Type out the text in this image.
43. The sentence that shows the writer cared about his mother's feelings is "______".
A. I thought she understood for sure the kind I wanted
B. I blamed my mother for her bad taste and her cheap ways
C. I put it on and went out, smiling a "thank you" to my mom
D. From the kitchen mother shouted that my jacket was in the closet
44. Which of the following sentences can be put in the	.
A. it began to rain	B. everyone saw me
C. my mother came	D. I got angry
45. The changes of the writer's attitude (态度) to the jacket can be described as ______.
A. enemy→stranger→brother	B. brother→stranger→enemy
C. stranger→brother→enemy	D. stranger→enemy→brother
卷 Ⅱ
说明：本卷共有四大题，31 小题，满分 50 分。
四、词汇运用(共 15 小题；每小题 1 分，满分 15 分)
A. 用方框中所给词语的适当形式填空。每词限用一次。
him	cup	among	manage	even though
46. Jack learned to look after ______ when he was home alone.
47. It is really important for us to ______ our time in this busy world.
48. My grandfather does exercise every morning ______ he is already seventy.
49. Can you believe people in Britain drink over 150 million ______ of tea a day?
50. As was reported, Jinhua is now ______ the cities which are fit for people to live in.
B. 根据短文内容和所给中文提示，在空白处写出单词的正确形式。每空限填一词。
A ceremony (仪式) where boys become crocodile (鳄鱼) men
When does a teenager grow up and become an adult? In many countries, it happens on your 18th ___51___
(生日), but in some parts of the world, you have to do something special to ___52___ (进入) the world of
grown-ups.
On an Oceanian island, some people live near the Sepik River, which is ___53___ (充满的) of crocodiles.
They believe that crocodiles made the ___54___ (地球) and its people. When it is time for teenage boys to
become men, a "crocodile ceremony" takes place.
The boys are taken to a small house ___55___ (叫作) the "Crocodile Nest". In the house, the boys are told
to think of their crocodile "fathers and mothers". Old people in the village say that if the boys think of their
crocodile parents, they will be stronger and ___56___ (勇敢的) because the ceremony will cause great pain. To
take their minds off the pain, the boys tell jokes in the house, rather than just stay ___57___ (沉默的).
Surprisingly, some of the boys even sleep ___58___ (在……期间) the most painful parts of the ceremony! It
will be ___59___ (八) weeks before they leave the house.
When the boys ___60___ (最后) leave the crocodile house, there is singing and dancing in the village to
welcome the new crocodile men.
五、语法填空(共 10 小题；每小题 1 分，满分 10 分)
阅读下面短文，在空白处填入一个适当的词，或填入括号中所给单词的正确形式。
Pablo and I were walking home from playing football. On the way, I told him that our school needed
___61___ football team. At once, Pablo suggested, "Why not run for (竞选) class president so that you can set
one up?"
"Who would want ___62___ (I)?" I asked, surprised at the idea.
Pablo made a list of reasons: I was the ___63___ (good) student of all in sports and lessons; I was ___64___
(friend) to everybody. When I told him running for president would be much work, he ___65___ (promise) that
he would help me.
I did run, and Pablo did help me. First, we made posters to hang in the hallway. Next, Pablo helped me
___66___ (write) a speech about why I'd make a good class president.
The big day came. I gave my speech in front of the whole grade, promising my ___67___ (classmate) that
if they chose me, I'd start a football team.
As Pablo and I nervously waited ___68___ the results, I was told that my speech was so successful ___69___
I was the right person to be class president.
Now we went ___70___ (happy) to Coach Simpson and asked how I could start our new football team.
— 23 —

--- --- ---

Go through the entries above and pull out each line with "parts" in it.

(生日), but in some parts of the world, you have to do something special to ___52___ (进入) the world of
Surprisingly, some of the boys even sleep ___58___ (在……期间) the most painful parts of the ceremony! It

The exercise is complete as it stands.